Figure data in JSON
● ● ● ●

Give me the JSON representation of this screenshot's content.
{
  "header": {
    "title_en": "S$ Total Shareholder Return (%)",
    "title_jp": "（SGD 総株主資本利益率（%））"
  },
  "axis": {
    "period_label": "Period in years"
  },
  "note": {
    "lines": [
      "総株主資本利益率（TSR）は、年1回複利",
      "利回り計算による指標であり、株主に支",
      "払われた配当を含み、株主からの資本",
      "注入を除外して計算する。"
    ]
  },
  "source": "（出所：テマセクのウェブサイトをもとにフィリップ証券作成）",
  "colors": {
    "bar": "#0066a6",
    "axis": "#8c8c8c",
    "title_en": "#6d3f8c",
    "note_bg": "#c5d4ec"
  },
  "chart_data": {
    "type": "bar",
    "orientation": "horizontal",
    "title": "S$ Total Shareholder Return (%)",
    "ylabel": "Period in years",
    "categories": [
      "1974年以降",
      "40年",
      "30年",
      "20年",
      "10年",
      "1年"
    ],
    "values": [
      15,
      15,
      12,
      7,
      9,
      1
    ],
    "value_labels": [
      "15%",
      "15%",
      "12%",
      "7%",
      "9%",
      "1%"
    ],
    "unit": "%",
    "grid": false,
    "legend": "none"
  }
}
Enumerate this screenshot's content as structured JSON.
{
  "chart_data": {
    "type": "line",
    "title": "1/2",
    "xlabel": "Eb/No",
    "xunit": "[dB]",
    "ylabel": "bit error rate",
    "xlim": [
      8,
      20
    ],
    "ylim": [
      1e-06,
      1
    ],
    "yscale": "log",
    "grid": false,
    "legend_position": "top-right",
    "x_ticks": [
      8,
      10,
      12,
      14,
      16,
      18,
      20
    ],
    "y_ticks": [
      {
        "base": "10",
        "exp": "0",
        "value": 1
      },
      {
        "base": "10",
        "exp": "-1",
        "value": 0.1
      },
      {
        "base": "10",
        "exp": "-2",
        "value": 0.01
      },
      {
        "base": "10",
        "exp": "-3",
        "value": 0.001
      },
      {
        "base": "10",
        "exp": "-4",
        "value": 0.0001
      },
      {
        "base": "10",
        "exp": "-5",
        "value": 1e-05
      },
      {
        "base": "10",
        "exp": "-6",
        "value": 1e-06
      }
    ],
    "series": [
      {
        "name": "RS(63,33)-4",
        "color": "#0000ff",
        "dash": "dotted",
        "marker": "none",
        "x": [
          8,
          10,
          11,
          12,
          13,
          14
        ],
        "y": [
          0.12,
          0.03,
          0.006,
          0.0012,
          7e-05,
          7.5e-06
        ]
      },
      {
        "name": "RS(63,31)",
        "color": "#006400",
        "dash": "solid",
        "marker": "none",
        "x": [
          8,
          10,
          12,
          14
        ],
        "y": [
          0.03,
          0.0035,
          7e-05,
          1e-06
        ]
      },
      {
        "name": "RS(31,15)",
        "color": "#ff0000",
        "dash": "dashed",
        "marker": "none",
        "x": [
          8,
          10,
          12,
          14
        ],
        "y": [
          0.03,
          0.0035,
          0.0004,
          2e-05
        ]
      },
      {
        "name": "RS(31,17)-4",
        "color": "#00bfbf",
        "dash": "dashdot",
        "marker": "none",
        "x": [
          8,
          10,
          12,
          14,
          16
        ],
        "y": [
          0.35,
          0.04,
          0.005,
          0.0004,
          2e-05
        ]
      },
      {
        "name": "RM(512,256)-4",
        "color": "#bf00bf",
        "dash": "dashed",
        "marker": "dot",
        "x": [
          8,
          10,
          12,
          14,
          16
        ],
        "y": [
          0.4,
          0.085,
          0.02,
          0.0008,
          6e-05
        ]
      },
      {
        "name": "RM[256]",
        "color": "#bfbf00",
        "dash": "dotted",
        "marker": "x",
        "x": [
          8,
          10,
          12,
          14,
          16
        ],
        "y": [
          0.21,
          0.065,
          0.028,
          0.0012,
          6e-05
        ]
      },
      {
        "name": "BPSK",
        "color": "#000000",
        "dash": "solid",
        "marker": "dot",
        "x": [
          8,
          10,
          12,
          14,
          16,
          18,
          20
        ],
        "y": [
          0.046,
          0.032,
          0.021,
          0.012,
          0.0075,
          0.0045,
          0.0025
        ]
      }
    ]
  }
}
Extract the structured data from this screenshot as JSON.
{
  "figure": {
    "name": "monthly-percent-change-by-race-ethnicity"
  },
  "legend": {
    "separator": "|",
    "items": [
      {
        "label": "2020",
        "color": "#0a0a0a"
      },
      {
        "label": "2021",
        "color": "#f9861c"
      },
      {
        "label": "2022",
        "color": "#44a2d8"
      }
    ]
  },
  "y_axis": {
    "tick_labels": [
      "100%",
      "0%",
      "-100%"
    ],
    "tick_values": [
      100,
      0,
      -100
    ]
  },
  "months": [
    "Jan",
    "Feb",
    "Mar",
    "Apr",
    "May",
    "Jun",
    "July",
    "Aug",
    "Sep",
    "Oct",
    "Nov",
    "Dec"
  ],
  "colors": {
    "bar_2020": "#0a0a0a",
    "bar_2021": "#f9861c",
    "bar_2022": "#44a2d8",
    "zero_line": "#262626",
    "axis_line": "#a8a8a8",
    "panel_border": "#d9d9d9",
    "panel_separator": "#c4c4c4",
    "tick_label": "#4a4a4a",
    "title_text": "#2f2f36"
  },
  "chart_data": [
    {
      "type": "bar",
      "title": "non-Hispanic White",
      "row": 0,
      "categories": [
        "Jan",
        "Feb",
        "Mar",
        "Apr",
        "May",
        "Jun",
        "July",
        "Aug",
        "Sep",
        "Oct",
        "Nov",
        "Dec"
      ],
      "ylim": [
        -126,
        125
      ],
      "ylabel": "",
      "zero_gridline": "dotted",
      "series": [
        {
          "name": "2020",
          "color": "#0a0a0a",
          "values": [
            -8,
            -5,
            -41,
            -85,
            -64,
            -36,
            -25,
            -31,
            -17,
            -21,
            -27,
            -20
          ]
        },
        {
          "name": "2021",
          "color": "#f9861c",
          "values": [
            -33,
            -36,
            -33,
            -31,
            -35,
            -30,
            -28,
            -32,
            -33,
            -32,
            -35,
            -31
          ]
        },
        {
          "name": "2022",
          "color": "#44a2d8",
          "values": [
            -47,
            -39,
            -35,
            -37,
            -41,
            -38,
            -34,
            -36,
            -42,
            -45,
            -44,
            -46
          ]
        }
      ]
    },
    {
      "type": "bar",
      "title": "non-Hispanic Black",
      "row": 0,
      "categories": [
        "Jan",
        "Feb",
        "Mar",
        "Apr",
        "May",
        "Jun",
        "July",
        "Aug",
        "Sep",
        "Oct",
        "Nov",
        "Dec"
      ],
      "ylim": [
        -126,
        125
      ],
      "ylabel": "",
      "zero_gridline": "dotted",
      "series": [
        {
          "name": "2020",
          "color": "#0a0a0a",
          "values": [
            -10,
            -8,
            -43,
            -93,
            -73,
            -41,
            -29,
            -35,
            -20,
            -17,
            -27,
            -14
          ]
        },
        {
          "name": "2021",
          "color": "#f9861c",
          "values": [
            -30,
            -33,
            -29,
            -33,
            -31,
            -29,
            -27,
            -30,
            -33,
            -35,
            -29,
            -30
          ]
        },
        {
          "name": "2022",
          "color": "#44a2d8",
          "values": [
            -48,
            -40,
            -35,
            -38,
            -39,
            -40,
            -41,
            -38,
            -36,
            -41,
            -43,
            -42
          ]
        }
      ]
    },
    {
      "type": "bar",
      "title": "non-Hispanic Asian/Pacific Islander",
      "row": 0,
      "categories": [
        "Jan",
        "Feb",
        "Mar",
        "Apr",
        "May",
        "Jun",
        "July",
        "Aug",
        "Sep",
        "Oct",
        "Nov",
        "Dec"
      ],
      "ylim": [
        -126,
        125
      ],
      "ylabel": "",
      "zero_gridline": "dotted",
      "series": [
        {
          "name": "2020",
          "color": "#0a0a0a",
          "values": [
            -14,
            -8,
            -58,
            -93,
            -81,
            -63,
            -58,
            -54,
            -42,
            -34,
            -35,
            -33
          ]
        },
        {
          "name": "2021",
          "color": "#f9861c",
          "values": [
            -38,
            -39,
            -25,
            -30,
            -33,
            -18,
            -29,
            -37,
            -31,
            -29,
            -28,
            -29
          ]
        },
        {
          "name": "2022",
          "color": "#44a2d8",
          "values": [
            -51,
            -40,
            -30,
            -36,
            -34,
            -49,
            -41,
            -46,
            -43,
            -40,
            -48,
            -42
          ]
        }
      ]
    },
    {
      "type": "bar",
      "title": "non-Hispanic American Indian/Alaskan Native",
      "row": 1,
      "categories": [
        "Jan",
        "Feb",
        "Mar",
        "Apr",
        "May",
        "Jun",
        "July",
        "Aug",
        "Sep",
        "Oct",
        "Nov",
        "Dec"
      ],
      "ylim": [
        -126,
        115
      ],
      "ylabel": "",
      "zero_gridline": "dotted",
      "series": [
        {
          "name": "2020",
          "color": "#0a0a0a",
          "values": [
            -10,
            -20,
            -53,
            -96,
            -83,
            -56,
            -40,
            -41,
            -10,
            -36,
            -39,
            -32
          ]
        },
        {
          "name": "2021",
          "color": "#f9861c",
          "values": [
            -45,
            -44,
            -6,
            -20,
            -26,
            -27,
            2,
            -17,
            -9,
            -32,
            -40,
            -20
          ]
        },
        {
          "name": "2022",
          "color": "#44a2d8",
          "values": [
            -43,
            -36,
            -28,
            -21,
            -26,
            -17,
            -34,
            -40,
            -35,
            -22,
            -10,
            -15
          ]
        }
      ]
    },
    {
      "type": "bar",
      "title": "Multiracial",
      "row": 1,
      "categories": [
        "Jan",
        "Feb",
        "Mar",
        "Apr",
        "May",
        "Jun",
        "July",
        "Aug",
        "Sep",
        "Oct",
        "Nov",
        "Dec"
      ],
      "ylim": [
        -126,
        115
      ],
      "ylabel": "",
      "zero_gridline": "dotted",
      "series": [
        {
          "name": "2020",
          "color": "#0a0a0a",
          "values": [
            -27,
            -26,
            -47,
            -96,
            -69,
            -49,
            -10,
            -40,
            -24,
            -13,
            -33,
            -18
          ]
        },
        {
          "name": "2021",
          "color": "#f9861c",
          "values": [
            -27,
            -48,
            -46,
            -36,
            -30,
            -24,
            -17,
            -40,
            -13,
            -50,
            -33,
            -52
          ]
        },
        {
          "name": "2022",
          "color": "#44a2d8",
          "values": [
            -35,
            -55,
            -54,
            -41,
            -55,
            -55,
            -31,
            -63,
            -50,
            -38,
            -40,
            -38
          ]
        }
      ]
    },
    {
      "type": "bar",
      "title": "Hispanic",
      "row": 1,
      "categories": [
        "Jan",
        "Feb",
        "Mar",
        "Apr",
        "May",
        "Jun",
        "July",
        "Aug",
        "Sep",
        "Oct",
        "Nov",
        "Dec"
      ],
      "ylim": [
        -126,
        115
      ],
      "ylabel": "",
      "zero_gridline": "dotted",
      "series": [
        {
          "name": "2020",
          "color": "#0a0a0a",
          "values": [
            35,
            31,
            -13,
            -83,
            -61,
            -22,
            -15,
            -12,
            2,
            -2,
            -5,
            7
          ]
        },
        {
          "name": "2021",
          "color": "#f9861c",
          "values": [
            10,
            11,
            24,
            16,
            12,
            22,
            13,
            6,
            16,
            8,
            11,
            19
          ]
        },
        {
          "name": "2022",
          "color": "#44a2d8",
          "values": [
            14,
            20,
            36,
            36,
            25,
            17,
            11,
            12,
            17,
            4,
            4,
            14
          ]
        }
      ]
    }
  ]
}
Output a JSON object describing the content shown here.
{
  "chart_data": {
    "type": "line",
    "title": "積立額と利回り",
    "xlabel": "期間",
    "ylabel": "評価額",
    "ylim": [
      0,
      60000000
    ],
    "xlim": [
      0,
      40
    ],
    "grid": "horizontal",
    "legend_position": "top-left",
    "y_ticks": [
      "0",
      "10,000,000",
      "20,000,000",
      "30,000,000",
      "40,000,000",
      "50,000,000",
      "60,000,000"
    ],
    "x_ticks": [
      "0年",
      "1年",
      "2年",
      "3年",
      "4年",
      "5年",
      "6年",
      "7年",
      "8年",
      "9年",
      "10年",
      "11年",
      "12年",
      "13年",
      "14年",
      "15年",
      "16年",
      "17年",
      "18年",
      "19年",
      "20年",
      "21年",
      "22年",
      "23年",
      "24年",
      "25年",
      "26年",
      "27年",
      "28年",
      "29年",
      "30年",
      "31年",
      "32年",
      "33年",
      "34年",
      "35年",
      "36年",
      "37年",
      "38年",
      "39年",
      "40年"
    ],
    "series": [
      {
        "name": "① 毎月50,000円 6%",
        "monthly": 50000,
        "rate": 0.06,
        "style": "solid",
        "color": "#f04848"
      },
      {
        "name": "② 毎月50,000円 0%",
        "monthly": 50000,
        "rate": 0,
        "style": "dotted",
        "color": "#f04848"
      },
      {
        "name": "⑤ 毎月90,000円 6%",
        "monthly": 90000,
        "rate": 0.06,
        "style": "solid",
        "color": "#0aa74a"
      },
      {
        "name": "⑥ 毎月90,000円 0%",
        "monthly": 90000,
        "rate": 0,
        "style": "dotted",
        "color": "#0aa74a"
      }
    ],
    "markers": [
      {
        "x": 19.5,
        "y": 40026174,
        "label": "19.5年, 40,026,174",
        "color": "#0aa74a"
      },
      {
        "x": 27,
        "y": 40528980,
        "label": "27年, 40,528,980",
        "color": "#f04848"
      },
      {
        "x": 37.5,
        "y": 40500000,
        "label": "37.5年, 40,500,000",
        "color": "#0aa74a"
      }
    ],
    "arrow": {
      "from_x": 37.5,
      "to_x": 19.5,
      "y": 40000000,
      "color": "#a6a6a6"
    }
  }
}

● ● ● ●

**Stated exercise**
Locate the lines above that hold the word "Return". Show every one of them.

**Full response**
    "title_en": "S$ Total Shareholder Return (%)",
    "title": "S$ Total Shareholder Return (%)",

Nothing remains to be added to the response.